▶ **Passage provided**
⁂
Closed retorquere closed 8 years ago
Do you mean for CSL JSON or for BBT? I'm not entirely certain about capitalizing user input; my idea is that BBT discloses user intent as best as possible given the impedance mismatch between the formats. User intent for capitalization is, I think, best expressed by the user capitalizing titles as desired.
If users enter On the prosodies of the Greek and Latin languages
in Zotero, this is rendered as “On the Prosodies of the Greek and Latin Languages” in a title-case style, e.g., Chicago, and as “On the prosodies of the Greek and Latin languages” in a sentence-case style, e.g., APA.
To get the same in bibtex and biblatex, there is no other option than to convert the title to On the Prosodies of the {Greek} and {Latin} Languages
; this is the only way to have it rendered as “On the Prosodies of the Greek and Latin Languages” in Chicago, and as “On the prosodies of the Greek and Latin languages” in APA.
This, I would argue, respects user intent as best as possible.
Interesting. Which processor renders it that way? Not BibTex then.
I'm still not entirely convinced. Adding braces around {Greek}
is the only way to disclose to LaTeX you want to keep capitalisation. The easiest way to disclose that you want to have a certain capitalisation, but only if the style demands it, is to Capitalise the Source Sentence.
If you input On the Prosodies of the Greek and Latin Languages
, does the processor you have in mind do the right thing when a style that does not do title-casing?
BTW, how should this interact with caps preservation? Surely you wouldn't want On the prosodies of the Greek and Latin languages
to be translated to On the {Prosodies} of the {Greek} and {Latin} {Languages}
?
Or would you want non-capitalised non-filler words to be capitalised, and capitalised non-filler words to be braced? How about something like iPod? This would be capitalised in this scheme. I'm not too keen on the <span class="nocase">…<span>
workaround. It seems easier to provide a "capitalise this title" function to Zotero to just fix the input (assuming such can easily be done).
⁂
▶ **Items**
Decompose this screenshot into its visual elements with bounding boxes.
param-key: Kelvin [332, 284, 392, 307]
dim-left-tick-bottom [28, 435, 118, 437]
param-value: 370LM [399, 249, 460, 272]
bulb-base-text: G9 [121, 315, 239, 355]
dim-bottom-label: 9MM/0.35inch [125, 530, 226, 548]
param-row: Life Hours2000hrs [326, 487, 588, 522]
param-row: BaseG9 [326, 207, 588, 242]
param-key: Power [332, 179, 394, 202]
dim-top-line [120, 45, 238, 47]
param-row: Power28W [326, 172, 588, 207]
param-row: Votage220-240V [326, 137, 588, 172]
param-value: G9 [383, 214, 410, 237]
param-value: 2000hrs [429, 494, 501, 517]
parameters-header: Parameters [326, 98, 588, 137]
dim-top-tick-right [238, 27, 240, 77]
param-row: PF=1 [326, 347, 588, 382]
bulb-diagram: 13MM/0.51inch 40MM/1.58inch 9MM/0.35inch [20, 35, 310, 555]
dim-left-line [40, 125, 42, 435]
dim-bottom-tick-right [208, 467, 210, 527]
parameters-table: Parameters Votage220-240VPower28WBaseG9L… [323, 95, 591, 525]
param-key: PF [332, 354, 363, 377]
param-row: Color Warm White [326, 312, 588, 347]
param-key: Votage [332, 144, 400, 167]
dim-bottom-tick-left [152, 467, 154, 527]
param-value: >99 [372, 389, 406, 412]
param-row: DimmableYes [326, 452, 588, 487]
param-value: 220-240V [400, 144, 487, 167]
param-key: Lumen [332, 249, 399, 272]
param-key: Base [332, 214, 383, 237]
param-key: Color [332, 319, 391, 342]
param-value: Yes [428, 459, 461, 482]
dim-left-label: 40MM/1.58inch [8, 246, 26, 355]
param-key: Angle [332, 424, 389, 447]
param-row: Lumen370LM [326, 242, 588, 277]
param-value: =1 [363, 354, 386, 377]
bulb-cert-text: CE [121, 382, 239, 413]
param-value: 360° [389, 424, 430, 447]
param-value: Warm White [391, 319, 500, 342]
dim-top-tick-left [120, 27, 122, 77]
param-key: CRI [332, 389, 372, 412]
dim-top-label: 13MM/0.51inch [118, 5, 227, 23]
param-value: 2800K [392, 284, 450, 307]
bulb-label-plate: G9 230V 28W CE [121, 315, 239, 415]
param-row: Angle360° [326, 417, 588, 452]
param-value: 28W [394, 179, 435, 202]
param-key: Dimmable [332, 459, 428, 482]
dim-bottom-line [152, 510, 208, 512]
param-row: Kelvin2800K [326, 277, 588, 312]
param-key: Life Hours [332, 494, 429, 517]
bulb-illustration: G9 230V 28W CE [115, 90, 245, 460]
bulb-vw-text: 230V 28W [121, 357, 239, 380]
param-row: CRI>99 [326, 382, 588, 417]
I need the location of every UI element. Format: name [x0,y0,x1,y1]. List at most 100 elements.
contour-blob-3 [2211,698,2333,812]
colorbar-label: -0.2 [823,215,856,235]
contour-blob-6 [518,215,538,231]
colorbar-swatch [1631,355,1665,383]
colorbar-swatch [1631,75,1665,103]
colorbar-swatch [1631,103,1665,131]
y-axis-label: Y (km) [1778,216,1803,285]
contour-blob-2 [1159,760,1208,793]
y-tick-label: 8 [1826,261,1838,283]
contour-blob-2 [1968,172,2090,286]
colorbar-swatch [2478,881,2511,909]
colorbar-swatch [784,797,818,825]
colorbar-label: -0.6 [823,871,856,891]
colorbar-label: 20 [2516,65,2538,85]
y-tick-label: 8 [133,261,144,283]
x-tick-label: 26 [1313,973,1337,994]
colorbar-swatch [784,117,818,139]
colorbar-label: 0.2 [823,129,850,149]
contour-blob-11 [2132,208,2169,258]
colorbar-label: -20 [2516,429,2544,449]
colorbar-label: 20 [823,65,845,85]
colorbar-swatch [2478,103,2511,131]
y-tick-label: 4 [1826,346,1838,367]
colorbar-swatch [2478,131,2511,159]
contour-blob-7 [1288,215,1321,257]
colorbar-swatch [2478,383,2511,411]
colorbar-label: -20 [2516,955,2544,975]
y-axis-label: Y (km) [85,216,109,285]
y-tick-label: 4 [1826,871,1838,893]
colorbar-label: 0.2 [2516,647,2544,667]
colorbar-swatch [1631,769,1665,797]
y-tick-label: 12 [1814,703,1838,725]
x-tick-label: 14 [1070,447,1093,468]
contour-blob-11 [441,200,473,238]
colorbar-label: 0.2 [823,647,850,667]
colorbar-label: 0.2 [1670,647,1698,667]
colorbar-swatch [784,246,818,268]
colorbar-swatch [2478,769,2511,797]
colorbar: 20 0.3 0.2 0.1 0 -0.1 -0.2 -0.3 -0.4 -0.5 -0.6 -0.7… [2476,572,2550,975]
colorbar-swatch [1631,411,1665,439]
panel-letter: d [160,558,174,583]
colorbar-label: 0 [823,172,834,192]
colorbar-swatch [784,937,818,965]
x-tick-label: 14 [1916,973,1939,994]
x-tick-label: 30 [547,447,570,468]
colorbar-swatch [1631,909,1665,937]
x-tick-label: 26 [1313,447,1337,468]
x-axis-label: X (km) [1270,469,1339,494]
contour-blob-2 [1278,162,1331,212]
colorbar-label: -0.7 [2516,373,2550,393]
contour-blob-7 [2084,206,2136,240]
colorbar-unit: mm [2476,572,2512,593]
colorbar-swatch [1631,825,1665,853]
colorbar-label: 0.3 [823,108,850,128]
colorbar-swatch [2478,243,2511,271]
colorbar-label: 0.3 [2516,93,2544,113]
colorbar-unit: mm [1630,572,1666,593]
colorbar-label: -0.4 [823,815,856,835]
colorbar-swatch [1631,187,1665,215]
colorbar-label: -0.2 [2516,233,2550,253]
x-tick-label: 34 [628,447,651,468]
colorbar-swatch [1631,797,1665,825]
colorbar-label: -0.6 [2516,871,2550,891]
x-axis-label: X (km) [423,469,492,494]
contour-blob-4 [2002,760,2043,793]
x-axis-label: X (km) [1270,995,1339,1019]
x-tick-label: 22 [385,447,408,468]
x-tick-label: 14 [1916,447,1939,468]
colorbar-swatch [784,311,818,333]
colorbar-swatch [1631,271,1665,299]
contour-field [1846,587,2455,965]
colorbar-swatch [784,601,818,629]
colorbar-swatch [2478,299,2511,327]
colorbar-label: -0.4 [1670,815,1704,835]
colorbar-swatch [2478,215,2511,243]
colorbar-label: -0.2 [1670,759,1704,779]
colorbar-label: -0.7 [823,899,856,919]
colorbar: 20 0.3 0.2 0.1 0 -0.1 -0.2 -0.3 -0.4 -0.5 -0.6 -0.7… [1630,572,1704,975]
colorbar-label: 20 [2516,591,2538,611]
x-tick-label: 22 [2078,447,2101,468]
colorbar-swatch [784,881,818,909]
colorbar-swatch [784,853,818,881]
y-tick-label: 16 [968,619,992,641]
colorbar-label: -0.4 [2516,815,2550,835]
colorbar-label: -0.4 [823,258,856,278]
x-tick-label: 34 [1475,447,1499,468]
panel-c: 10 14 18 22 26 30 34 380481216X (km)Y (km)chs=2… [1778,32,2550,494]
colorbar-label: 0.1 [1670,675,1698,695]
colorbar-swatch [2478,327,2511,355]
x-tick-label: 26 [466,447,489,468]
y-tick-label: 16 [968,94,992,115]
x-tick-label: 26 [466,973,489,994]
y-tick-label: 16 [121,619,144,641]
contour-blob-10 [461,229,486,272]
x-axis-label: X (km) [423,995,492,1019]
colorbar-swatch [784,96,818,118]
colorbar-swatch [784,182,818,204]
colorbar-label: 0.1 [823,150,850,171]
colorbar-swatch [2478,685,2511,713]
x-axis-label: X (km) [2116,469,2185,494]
⁂
▶ **Short problem**
Please copy out the thread on title capitalization above word for word, from "If you input" up to and including "easily be done).".

▶ **Reply to the task**
If you input On the Prosodies of the Greek and Latin Languages
, does the processor you have in mind do the right thing when a style that does not do title-casing?
BTW, how should this interact with caps preservation? Surely you wouldn't want On the prosodies of the Greek and Latin languages
to be translated to On the {Prosodies} of the {Greek} and {Latin} {Languages}
?
Or would you want non-capitalised non-filler words to be capitalised, and capitalised non-filler words to be braced? How about something like iPod? This would be capitalised in this scheme. I'm not too keen on the <span class="nocase">…<span>
workaround. It seems easier to provide a "capitalise this title" function to Zotero to just fix the input (assuming such can easily be done).